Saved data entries
* * * * * * * * *

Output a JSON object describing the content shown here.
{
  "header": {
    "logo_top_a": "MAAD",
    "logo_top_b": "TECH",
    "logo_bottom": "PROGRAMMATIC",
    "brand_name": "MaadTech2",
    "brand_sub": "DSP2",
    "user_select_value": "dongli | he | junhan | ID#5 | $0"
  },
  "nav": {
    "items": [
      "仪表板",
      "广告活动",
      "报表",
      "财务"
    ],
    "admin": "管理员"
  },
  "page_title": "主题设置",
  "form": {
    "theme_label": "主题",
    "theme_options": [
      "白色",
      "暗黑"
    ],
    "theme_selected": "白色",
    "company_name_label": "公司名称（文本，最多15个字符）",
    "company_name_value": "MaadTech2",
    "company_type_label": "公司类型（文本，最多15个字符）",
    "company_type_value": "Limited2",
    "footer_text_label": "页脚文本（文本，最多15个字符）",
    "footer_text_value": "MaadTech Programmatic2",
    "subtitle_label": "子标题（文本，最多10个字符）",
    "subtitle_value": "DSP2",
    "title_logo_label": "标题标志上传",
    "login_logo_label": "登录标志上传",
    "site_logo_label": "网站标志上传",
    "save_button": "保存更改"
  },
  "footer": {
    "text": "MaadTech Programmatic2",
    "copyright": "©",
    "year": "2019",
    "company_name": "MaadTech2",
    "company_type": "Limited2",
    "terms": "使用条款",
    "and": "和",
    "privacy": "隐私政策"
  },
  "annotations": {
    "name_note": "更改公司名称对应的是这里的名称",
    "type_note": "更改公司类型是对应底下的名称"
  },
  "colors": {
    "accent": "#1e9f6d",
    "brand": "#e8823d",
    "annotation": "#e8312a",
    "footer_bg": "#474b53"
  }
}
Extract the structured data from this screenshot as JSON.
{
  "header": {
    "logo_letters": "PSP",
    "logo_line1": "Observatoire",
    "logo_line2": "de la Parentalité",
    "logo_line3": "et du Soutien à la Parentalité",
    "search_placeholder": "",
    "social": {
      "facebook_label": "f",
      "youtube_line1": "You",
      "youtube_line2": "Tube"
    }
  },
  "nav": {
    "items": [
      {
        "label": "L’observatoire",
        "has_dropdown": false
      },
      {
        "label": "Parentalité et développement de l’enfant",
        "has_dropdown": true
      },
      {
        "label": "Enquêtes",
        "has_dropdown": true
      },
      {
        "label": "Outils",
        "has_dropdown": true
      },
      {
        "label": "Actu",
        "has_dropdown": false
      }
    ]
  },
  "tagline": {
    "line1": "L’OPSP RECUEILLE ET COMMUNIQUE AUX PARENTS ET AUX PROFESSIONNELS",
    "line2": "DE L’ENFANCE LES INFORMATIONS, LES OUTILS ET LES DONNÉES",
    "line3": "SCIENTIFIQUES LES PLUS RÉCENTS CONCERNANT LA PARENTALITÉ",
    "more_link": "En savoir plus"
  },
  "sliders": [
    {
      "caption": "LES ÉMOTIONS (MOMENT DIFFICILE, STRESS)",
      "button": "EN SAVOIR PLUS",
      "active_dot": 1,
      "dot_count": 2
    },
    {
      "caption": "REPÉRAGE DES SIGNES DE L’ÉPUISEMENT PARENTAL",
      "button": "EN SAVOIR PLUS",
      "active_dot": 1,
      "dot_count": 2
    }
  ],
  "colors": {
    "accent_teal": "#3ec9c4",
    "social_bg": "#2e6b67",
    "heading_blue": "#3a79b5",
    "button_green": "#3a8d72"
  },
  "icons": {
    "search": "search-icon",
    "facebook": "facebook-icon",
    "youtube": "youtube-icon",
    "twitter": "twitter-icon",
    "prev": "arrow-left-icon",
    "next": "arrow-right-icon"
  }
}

* * * * * * * * *

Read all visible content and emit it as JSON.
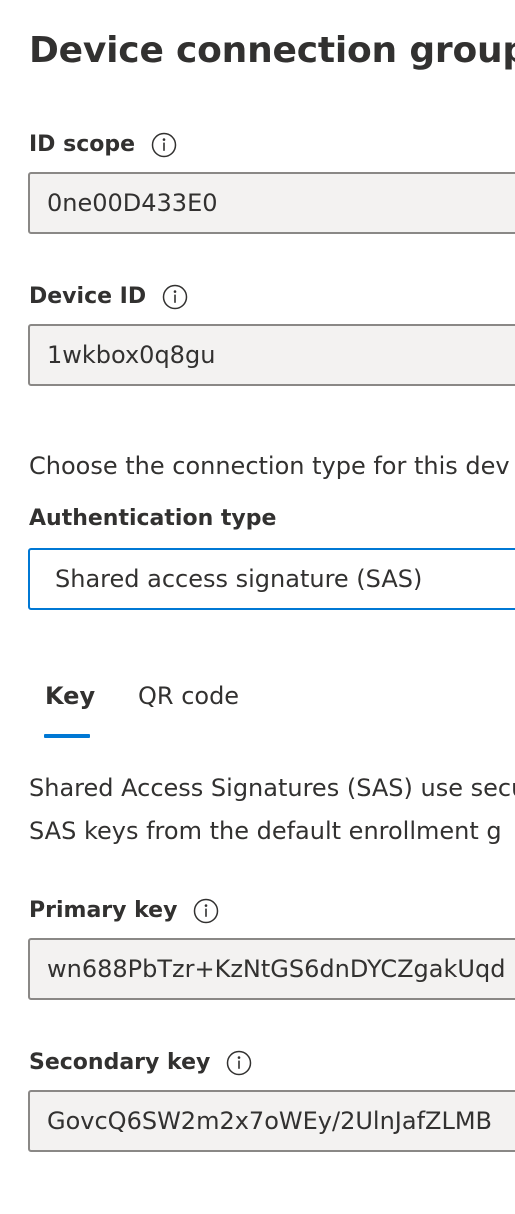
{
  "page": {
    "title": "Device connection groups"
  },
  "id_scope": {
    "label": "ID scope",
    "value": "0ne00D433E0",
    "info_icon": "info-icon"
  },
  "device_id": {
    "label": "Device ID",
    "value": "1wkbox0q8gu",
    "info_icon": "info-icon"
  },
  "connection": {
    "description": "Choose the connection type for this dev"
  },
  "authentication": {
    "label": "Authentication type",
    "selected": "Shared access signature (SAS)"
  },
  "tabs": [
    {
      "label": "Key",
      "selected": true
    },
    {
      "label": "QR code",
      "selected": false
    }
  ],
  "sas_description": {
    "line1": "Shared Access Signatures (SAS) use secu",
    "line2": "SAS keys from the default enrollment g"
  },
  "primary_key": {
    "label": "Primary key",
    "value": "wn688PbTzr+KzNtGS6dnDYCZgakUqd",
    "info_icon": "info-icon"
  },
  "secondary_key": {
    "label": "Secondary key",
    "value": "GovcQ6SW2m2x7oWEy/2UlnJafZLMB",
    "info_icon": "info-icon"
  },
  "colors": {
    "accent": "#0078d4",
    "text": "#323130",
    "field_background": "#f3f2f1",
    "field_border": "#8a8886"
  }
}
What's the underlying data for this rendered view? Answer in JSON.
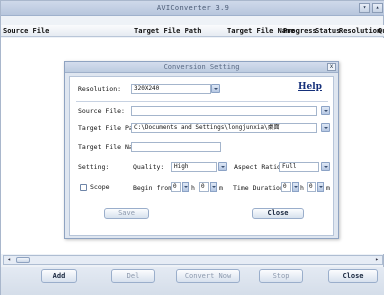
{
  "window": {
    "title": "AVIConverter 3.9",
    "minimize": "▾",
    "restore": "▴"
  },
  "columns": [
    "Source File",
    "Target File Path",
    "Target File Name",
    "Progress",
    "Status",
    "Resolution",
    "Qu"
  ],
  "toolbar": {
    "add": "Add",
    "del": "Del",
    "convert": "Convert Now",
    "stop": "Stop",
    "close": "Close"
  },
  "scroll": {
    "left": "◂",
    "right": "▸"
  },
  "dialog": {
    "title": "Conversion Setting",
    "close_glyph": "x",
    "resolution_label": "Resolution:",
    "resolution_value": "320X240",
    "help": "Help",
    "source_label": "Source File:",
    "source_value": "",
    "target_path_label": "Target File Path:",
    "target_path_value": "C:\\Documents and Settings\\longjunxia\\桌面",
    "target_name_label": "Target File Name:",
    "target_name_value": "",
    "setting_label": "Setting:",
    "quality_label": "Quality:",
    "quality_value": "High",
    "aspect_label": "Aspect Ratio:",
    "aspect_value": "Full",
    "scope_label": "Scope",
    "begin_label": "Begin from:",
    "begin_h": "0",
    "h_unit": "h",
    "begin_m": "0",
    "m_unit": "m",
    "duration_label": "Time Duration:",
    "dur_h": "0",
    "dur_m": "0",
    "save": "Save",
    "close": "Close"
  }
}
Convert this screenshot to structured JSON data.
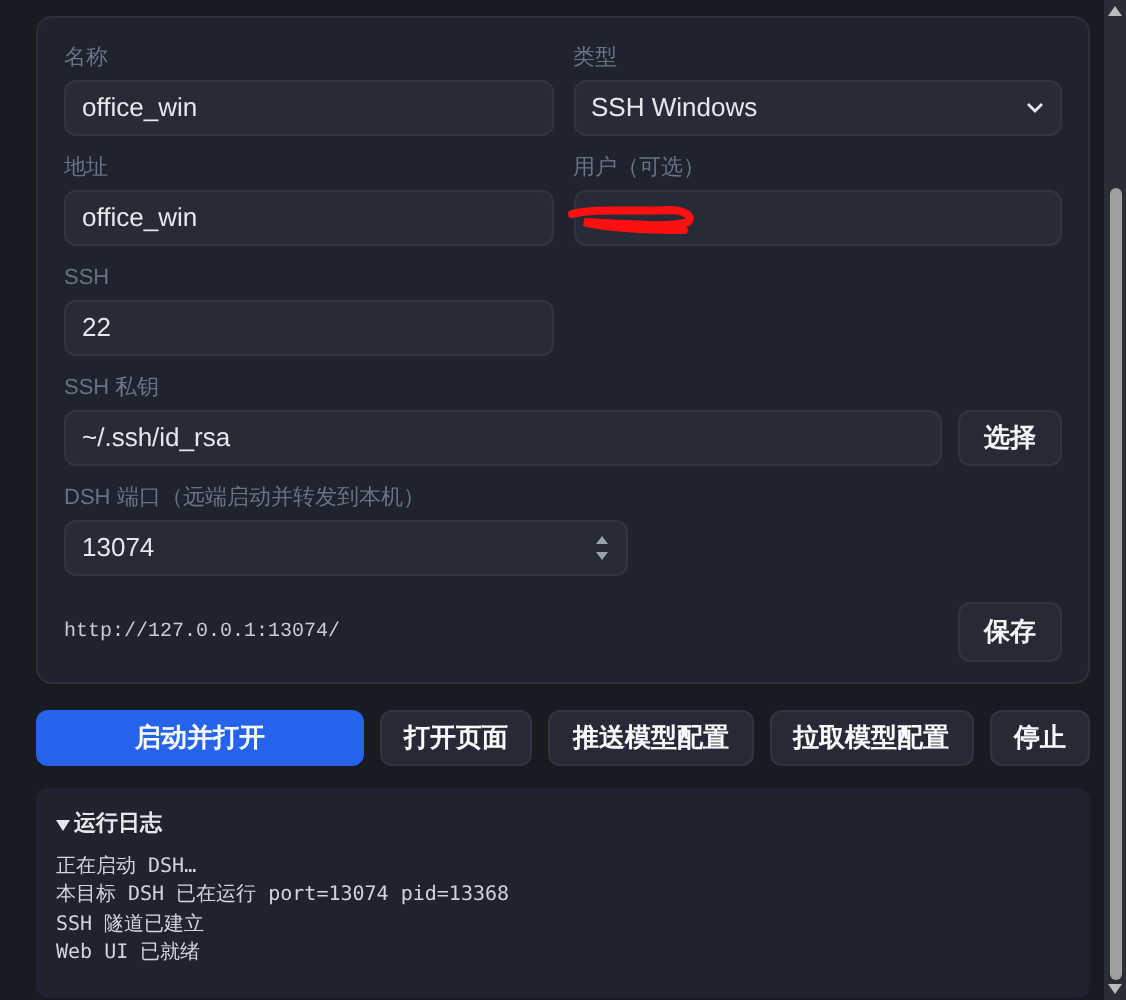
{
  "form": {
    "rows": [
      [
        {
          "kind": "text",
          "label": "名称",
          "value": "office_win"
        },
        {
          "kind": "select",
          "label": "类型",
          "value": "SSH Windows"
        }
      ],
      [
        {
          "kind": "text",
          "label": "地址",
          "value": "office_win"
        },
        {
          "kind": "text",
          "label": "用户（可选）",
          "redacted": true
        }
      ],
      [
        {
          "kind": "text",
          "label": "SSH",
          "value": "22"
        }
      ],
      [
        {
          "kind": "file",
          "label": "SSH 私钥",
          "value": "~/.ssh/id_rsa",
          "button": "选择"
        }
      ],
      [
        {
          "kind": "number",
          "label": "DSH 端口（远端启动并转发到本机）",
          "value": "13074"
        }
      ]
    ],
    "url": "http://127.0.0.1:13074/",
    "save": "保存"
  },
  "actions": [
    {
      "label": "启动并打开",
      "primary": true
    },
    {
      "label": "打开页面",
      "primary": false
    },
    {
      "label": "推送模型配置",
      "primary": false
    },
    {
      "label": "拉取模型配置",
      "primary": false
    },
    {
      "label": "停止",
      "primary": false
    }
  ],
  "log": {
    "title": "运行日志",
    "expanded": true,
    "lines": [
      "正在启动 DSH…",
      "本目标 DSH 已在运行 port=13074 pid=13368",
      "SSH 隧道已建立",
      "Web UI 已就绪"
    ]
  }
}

* * * * * * * * *

Extract each line holding the word "arrow" from the records.

THE ANSWER »
    "prev": "arrow-left-icon",
    "next": "arrow-right-icon"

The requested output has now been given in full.